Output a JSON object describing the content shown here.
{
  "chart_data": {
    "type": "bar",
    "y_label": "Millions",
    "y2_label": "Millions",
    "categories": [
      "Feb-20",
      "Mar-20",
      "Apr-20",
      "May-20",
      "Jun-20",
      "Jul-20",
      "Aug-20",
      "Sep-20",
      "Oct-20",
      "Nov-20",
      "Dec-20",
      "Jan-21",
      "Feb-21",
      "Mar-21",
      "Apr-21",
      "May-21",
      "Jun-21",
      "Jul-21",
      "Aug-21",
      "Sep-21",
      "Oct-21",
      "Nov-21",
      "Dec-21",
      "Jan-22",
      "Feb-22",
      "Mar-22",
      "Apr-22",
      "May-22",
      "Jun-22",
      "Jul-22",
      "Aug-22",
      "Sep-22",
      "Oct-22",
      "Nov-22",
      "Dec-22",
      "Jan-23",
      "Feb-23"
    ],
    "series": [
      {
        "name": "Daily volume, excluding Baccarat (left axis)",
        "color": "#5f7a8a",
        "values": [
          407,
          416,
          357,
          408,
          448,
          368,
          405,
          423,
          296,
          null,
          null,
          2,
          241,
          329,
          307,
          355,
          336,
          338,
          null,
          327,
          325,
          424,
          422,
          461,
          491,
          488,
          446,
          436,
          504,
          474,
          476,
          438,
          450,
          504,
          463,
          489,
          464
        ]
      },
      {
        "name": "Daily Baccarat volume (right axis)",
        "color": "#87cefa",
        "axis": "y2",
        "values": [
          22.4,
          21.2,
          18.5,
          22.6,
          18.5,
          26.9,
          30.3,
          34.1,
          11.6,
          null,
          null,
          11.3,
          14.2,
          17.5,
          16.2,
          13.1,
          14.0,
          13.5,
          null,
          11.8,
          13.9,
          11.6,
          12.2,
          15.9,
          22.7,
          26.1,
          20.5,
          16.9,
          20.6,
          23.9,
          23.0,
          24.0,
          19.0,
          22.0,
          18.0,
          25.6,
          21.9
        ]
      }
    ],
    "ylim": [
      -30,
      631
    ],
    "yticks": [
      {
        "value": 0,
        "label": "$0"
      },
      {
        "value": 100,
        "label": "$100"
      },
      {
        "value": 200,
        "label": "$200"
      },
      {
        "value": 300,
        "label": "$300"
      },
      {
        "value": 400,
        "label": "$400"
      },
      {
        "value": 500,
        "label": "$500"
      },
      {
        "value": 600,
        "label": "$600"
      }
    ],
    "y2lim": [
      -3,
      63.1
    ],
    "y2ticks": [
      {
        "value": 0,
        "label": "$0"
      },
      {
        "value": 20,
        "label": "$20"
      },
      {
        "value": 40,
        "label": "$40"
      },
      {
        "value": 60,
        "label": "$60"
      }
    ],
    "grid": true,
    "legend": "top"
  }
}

(Objective): List the lines of the records where "axis" occurs.

(Completed exercise):
        "name": "Daily volume, excluding Baccarat (left axis)",
        "name": "Daily Baccarat volume (right axis)",
        "axis": "y2",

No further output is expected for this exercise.